#### REQUEST
Show each line from the listing that includes the word "Kiss".

## Begin EXTRACTED INFORMATION

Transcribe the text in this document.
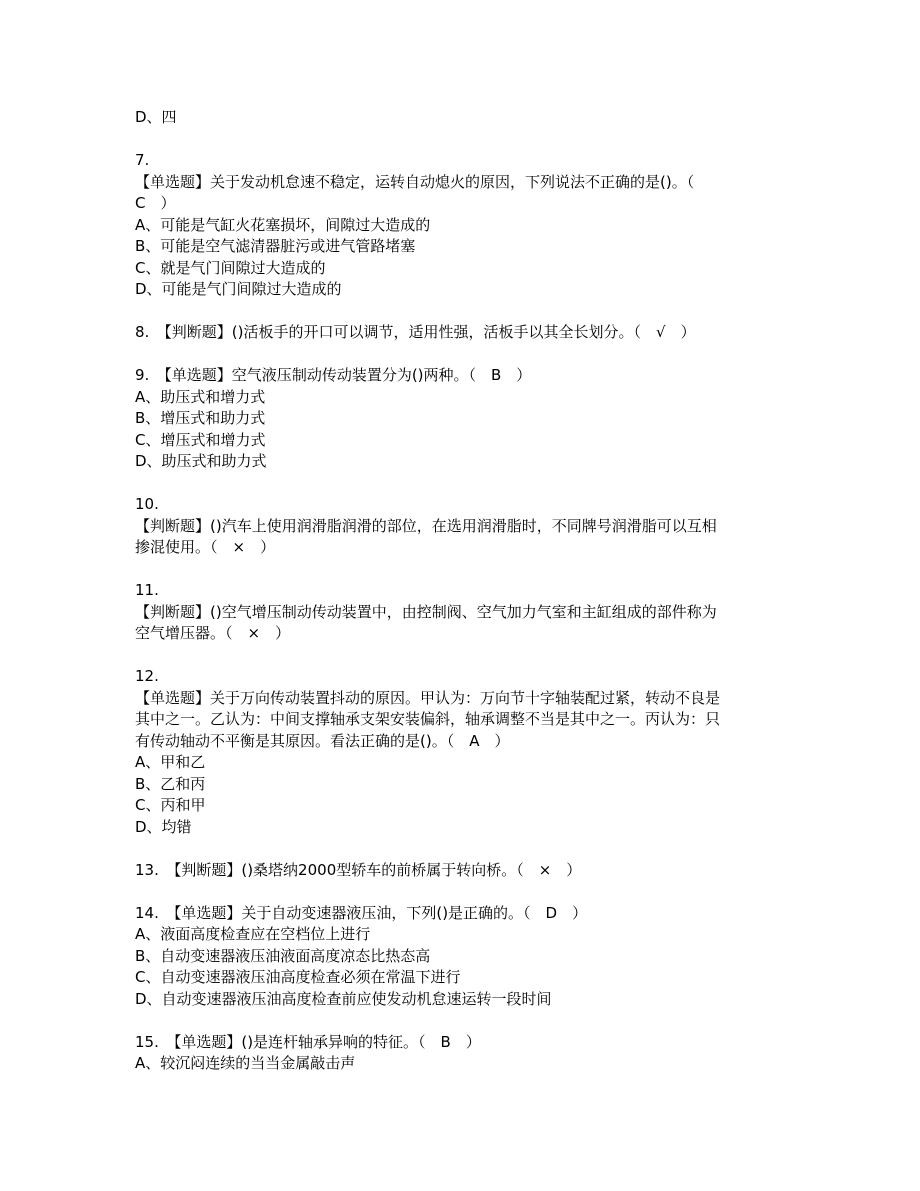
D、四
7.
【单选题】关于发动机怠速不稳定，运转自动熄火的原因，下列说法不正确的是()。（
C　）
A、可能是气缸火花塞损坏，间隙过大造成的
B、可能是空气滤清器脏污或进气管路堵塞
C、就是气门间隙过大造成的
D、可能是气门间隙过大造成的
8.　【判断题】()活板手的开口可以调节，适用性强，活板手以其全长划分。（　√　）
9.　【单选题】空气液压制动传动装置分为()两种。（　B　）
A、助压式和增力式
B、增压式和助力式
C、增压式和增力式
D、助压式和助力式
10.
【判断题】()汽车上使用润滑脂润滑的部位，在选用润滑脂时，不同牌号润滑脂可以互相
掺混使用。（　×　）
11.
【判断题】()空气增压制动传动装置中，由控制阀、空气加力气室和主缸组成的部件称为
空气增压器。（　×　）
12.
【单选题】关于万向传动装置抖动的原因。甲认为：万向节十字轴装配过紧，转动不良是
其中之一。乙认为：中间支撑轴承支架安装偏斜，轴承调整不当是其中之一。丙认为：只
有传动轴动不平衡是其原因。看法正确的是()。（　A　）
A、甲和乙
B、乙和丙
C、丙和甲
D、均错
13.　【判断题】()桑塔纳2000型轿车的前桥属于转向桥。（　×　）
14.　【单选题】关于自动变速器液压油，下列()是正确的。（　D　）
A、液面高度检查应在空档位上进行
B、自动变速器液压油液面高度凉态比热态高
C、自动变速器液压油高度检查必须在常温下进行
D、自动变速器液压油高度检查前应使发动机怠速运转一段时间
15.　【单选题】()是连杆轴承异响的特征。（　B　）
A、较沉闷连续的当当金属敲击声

## End EXTRACTED INFORMATION
## Begin EXTRACTED INFORMATION

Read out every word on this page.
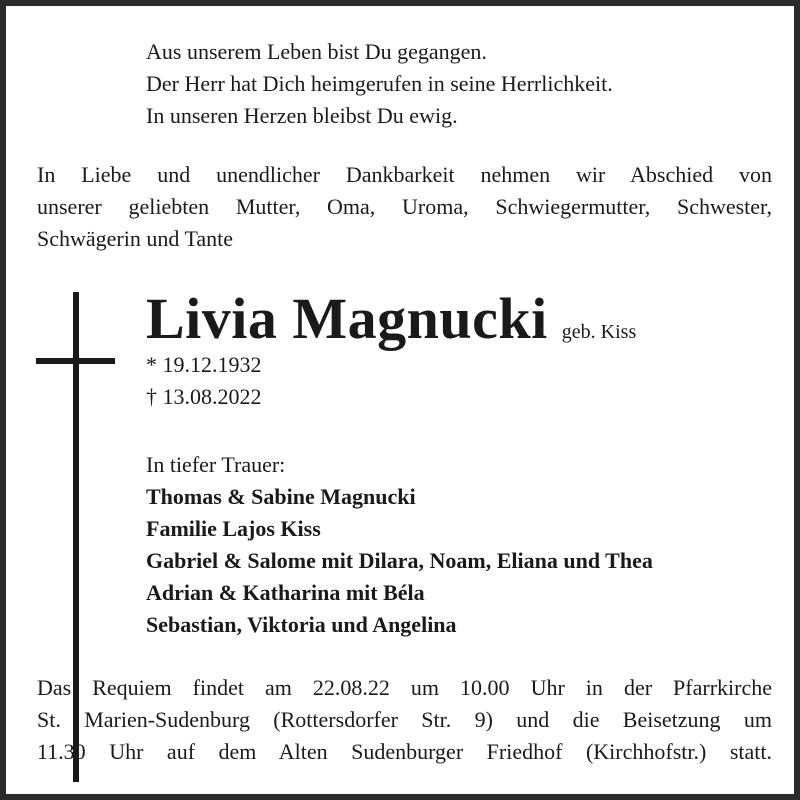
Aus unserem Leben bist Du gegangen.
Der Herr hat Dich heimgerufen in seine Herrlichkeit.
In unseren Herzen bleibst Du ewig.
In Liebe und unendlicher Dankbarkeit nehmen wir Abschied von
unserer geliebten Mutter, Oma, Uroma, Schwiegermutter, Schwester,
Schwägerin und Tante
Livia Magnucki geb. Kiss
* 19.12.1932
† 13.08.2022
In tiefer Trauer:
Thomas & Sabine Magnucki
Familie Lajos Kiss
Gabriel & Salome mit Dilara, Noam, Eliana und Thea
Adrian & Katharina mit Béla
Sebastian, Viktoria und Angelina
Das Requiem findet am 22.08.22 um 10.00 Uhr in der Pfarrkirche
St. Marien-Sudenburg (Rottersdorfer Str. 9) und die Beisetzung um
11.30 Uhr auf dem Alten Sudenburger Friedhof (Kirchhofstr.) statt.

## End EXTRACTED INFORMATION

#### SOLUTION FOR THIS PROBLEM
Livia Magnucki geb. Kiss
Familie Lajos Kiss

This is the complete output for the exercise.